**WHAT THE EXERCISE ASKS:** List all lines in the material below that contain "green".

**TASK INPUT:**

"""

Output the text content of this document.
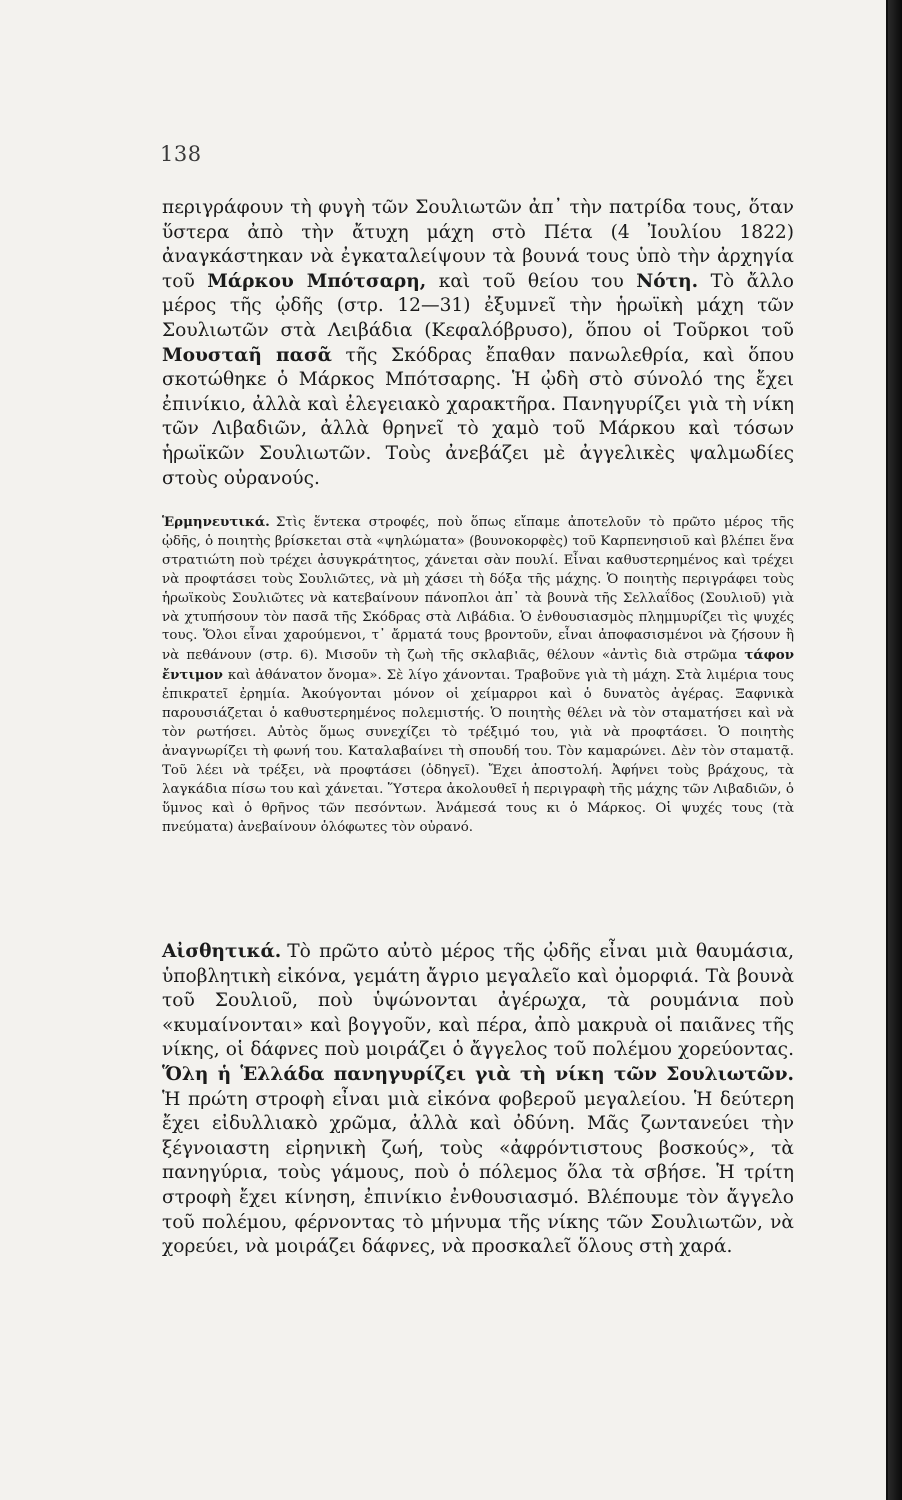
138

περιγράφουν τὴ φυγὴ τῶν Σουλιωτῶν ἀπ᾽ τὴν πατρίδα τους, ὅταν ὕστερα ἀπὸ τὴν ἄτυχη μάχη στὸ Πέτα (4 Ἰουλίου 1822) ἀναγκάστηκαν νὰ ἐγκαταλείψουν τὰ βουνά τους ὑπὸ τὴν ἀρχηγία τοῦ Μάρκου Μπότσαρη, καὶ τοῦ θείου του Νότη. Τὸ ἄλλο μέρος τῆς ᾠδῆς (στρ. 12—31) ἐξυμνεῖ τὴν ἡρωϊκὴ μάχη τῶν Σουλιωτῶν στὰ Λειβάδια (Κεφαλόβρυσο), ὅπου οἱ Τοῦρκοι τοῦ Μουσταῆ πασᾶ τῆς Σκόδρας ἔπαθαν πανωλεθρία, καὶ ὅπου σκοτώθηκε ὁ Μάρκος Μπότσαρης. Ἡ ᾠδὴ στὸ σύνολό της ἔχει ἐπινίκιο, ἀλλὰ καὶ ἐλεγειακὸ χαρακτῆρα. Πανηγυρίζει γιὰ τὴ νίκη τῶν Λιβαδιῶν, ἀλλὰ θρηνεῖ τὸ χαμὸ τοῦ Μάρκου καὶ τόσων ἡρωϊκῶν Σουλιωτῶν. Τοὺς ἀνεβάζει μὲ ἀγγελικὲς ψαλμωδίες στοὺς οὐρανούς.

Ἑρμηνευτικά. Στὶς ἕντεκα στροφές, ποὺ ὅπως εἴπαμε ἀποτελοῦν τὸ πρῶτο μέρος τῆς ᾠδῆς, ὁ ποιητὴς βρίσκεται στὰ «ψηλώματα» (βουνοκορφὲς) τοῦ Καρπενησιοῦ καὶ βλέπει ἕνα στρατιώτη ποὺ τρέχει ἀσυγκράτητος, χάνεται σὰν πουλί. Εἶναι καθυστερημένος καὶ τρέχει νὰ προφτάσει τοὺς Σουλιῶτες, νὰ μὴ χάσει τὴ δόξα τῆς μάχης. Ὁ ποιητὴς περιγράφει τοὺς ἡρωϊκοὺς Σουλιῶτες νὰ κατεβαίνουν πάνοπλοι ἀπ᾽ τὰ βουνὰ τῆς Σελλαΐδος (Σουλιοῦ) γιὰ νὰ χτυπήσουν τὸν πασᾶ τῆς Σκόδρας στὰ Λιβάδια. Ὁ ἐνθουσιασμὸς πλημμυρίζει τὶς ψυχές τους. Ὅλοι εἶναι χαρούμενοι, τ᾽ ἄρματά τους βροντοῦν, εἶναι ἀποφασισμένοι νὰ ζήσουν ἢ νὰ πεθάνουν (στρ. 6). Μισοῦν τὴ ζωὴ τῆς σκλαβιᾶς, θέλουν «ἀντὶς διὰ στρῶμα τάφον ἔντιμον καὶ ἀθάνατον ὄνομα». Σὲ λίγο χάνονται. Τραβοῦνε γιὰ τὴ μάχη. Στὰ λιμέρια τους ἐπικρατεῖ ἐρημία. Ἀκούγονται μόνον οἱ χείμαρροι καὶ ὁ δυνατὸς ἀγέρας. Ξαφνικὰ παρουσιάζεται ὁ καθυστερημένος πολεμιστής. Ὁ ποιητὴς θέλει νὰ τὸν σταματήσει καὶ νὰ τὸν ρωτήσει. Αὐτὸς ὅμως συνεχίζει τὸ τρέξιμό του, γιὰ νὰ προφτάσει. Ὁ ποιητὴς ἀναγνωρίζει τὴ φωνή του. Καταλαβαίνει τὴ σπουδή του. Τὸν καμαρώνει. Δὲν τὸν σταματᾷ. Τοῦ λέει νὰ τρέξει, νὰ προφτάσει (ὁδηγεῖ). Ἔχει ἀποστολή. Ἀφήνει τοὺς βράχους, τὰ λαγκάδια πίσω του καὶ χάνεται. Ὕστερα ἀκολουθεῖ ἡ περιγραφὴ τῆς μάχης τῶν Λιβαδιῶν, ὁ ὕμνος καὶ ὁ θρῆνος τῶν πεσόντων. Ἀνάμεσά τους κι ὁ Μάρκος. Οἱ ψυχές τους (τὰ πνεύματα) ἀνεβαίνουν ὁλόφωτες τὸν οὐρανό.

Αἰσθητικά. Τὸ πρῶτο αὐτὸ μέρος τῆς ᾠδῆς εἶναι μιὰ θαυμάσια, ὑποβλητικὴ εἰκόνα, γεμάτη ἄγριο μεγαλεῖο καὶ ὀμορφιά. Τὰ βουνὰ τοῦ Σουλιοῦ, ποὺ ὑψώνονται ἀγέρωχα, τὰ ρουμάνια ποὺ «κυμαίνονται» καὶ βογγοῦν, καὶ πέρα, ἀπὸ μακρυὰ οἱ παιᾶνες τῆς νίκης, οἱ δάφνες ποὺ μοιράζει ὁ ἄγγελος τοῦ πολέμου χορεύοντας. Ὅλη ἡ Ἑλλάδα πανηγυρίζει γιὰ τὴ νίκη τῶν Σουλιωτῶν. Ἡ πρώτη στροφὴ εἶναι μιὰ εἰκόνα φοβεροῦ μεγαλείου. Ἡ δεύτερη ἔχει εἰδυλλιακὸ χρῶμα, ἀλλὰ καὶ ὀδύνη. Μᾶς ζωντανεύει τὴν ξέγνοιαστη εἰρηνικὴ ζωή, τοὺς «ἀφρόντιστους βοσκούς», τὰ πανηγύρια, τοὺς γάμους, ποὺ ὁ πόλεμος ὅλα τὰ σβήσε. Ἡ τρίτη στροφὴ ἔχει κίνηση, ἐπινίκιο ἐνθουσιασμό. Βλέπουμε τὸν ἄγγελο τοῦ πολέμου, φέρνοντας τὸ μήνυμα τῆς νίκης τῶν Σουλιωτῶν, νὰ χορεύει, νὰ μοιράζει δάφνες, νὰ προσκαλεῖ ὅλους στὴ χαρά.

"""
"""

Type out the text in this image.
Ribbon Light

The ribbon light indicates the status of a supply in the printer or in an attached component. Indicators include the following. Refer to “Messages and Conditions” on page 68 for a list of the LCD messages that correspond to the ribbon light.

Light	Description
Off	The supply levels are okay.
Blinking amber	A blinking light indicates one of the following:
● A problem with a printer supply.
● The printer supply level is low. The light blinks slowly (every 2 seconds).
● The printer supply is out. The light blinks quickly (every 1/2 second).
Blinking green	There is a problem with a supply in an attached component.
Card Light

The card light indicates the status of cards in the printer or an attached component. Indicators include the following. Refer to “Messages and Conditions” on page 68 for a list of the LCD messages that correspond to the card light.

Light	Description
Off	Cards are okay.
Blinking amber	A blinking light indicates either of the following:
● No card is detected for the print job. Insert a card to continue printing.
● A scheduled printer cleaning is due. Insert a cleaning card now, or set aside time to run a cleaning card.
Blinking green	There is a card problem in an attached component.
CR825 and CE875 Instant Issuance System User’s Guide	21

"""

**RESPONSE:**
Blinking green	There is a problem with a supply in an attached component.
Blinking green	There is a card problem in an attached component.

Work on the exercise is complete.